Your instructions:
Every entry below must appear again, exactly as written.

Exercise material:
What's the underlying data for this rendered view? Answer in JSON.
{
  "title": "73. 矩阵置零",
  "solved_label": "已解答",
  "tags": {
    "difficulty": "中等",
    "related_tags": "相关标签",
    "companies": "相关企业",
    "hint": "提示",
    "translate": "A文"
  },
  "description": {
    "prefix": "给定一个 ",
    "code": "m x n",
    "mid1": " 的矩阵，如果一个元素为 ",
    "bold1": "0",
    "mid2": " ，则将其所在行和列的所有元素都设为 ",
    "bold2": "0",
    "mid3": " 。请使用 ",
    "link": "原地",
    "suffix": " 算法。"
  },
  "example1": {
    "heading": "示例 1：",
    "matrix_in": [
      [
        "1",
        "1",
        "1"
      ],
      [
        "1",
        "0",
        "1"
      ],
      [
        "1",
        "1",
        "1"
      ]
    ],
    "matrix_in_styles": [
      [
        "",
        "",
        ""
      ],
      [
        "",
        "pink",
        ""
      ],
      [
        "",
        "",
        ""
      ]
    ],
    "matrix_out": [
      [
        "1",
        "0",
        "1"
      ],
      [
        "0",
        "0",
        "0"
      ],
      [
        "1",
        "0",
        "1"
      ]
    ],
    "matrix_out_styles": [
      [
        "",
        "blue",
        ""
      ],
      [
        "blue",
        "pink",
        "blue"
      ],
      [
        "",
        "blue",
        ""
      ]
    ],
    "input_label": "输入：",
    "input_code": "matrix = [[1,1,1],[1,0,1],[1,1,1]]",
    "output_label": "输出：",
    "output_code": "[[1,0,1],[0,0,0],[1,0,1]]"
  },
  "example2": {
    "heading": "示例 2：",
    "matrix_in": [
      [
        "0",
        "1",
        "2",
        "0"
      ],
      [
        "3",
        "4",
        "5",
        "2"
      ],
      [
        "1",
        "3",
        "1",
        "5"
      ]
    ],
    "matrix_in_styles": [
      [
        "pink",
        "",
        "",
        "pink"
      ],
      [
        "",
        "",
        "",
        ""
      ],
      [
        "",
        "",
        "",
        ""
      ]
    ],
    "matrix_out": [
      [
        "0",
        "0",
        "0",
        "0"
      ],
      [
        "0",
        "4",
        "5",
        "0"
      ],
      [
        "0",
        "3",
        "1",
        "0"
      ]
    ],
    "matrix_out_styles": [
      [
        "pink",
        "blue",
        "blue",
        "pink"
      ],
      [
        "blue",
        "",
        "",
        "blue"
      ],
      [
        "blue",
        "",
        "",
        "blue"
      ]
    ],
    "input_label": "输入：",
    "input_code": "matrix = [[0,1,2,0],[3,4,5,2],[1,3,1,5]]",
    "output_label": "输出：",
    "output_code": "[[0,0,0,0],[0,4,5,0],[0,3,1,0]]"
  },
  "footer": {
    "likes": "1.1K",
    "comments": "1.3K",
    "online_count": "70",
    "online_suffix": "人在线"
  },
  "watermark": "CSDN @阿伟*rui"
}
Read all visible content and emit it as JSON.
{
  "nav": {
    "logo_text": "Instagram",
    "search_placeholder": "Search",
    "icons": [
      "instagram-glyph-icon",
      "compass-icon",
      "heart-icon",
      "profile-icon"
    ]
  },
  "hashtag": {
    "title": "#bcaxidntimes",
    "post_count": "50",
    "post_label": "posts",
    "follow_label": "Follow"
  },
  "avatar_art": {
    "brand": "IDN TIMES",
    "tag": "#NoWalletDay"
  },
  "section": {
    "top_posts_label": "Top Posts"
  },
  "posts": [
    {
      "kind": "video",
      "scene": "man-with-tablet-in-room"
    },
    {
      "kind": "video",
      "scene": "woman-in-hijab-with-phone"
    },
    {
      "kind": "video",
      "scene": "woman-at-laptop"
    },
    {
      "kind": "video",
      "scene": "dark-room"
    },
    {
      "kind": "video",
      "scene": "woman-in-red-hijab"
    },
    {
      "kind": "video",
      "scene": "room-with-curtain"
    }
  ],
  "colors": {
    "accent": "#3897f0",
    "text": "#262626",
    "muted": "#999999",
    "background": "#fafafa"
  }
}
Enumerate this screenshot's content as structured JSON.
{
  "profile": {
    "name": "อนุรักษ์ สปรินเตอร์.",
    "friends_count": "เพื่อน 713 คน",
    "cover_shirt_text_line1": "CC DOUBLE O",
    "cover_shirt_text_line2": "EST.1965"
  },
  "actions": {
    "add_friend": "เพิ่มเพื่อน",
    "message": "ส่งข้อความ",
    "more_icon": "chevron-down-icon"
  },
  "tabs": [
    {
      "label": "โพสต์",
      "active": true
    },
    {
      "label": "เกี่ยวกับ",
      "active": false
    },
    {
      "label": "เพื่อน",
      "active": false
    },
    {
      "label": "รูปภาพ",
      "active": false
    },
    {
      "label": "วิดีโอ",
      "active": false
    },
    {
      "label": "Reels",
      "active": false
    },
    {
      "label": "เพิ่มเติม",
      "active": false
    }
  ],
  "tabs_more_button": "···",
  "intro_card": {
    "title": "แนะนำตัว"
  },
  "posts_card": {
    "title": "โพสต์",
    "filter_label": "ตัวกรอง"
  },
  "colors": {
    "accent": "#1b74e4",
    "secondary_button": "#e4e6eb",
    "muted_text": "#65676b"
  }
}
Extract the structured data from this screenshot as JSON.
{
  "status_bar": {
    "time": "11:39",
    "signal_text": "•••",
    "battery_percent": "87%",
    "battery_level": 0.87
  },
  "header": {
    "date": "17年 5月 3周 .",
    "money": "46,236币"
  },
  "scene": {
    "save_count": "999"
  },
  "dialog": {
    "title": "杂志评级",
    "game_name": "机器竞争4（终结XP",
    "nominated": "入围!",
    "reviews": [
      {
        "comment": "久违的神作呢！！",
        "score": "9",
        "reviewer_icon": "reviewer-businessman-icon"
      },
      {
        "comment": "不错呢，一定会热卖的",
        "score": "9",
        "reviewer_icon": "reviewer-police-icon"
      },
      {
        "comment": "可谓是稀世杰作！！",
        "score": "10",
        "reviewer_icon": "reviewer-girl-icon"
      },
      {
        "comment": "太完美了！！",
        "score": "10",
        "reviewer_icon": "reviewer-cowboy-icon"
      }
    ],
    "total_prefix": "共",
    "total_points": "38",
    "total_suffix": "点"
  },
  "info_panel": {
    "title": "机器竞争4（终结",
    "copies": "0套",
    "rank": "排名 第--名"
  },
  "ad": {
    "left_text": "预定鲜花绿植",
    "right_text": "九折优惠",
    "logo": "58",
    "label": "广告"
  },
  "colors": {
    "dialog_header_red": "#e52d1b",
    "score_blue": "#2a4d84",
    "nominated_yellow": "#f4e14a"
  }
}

Solved exercise:
What's the underlying data for this rendered view? Answer in JSON.
{
  "title": "73. 矩阵置零",
  "solved_label": "已解答",
  "tags": {
    "difficulty": "中等",
    "related_tags": "相关标签",
    "companies": "相关企业",
    "hint": "提示",
    "translate": "A文"
  },
  "description": {
    "prefix": "给定一个 ",
    "code": "m x n",
    "mid1": " 的矩阵，如果一个元素为 ",
    "bold1": "0",
    "mid2": " ，则将其所在行和列的所有元素都设为 ",
    "bold2": "0",
    "mid3": " 。请使用 ",
    "link": "原地",
    "suffix": " 算法。"
  },
  "example1": {
    "heading": "示例 1：",
    "matrix_in": [
      [
        "1",
        "1",
        "1"
      ],
      [
        "1",
        "0",
        "1"
      ],
      [
        "1",
        "1",
        "1"
      ]
    ],
    "matrix_in_styles": [
      [
        "",
        "",
        ""
      ],
      [
        "",
        "pink",
        ""
      ],
      [
        "",
        "",
        ""
      ]
    ],
    "matrix_out": [
      [
        "1",
        "0",
        "1"
      ],
      [
        "0",
        "0",
        "0"
      ],
      [
        "1",
        "0",
        "1"
      ]
    ],
    "matrix_out_styles": [
      [
        "",
        "blue",
        ""
      ],
      [
        "blue",
        "pink",
        "blue"
      ],
      [
        "",
        "blue",
        ""
      ]
    ],
    "input_label": "输入：",
    "input_code": "matrix = [[1,1,1],[1,0,1],[1,1,1]]",
    "output_label": "输出：",
    "output_code": "[[1,0,1],[0,0,0],[1,0,1]]"
  },
  "example2": {
    "heading": "示例 2：",
    "matrix_in": [
      [
        "0",
        "1",
        "2",
        "0"
      ],
      [
        "3",
        "4",
        "5",
        "2"
      ],
      [
        "1",
        "3",
        "1",
        "5"
      ]
    ],
    "matrix_in_styles": [
      [
        "pink",
        "",
        "",
        "pink"
      ],
      [
        "",
        "",
        "",
        ""
      ],
      [
        "",
        "",
        "",
        ""
      ]
    ],
    "matrix_out": [
      [
        "0",
        "0",
        "0",
        "0"
      ],
      [
        "0",
        "4",
        "5",
        "0"
      ],
      [
        "0",
        "3",
        "1",
        "0"
      ]
    ],
    "matrix_out_styles": [
      [
        "pink",
        "blue",
        "blue",
        "pink"
      ],
      [
        "blue",
        "",
        "",
        "blue"
      ],
      [
        "blue",
        "",
        "",
        "blue"
      ]
    ],
    "input_label": "输入：",
    "input_code": "matrix = [[0,1,2,0],[3,4,5,2],[1,3,1,5]]",
    "output_label": "输出：",
    "output_code": "[[0,0,0,0],[0,4,5,0],[0,3,1,0]]"
  },
  "footer": {
    "likes": "1.1K",
    "comments": "1.3K",
    "online_count": "70",
    "online_suffix": "人在线"
  },
  "watermark": "CSDN @阿伟*rui"
}
Read all visible content and emit it as JSON.
{
  "nav": {
    "logo_text": "Instagram",
    "search_placeholder": "Search",
    "icons": [
      "instagram-glyph-icon",
      "compass-icon",
      "heart-icon",
      "profile-icon"
    ]
  },
  "hashtag": {
    "title": "#bcaxidntimes",
    "post_count": "50",
    "post_label": "posts",
    "follow_label": "Follow"
  },
  "avatar_art": {
    "brand": "IDN TIMES",
    "tag": "#NoWalletDay"
  },
  "section": {
    "top_posts_label": "Top Posts"
  },
  "posts": [
    {
      "kind": "video",
      "scene": "man-with-tablet-in-room"
    },
    {
      "kind": "video",
      "scene": "woman-in-hijab-with-phone"
    },
    {
      "kind": "video",
      "scene": "woman-at-laptop"
    },
    {
      "kind": "video",
      "scene": "dark-room"
    },
    {
      "kind": "video",
      "scene": "woman-in-red-hijab"
    },
    {
      "kind": "video",
      "scene": "room-with-curtain"
    }
  ],
  "colors": {
    "accent": "#3897f0",
    "text": "#262626",
    "muted": "#999999",
    "background": "#fafafa"
  }
}
Enumerate this screenshot's content as structured JSON.
{
  "profile": {
    "name": "อนุรักษ์ สปรินเตอร์.",
    "friends_count": "เพื่อน 713 คน",
    "cover_shirt_text_line1": "CC DOUBLE O",
    "cover_shirt_text_line2": "EST.1965"
  },
  "actions": {
    "add_friend": "เพิ่มเพื่อน",
    "message": "ส่งข้อความ",
    "more_icon": "chevron-down-icon"
  },
  "tabs": [
    {
      "label": "โพสต์",
      "active": true
    },
    {
      "label": "เกี่ยวกับ",
      "active": false
    },
    {
      "label": "เพื่อน",
      "active": false
    },
    {
      "label": "รูปภาพ",
      "active": false
    },
    {
      "label": "วิดีโอ",
      "active": false
    },
    {
      "label": "Reels",
      "active": false
    },
    {
      "label": "เพิ่มเติม",
      "active": false
    }
  ],
  "tabs_more_button": "···",
  "intro_card": {
    "title": "แนะนำตัว"
  },
  "posts_card": {
    "title": "โพสต์",
    "filter_label": "ตัวกรอง"
  },
  "colors": {
    "accent": "#1b74e4",
    "secondary_button": "#e4e6eb",
    "muted_text": "#65676b"
  }
}
Extract the structured data from this screenshot as JSON.
{
  "status_bar": {
    "time": "11:39",
    "signal_text": "•••",
    "battery_percent": "87%",
    "battery_level": 0.87
  },
  "header": {
    "date": "17年 5月 3周 .",
    "money": "46,236币"
  },
  "scene": {
    "save_count": "999"
  },
  "dialog": {
    "title": "杂志评级",
    "game_name": "机器竞争4（终结XP",
    "nominated": "入围!",
    "reviews": [
      {
        "comment": "久违的神作呢！！",
        "score": "9",
        "reviewer_icon": "reviewer-businessman-icon"
      },
      {
        "comment": "不错呢，一定会热卖的",
        "score": "9",
        "reviewer_icon": "reviewer-police-icon"
      },
      {
        "comment": "可谓是稀世杰作！！",
        "score": "10",
        "reviewer_icon": "reviewer-girl-icon"
      },
      {
        "comment": "太完美了！！",
        "score": "10",
        "reviewer_icon": "reviewer-cowboy-icon"
      }
    ],
    "total_prefix": "共",
    "total_points": "38",
    "total_suffix": "点"
  },
  "info_panel": {
    "title": "机器竞争4（终结",
    "copies": "0套",
    "rank": "排名 第--名"
  },
  "ad": {
    "left_text": "预定鲜花绿植",
    "right_text": "九折优惠",
    "logo": "58",
    "label": "广告"
  },
  "colors": {
    "dialog_header_red": "#e52d1b",
    "score_blue": "#2a4d84",
    "nominated_yellow": "#f4e14a"
  }
}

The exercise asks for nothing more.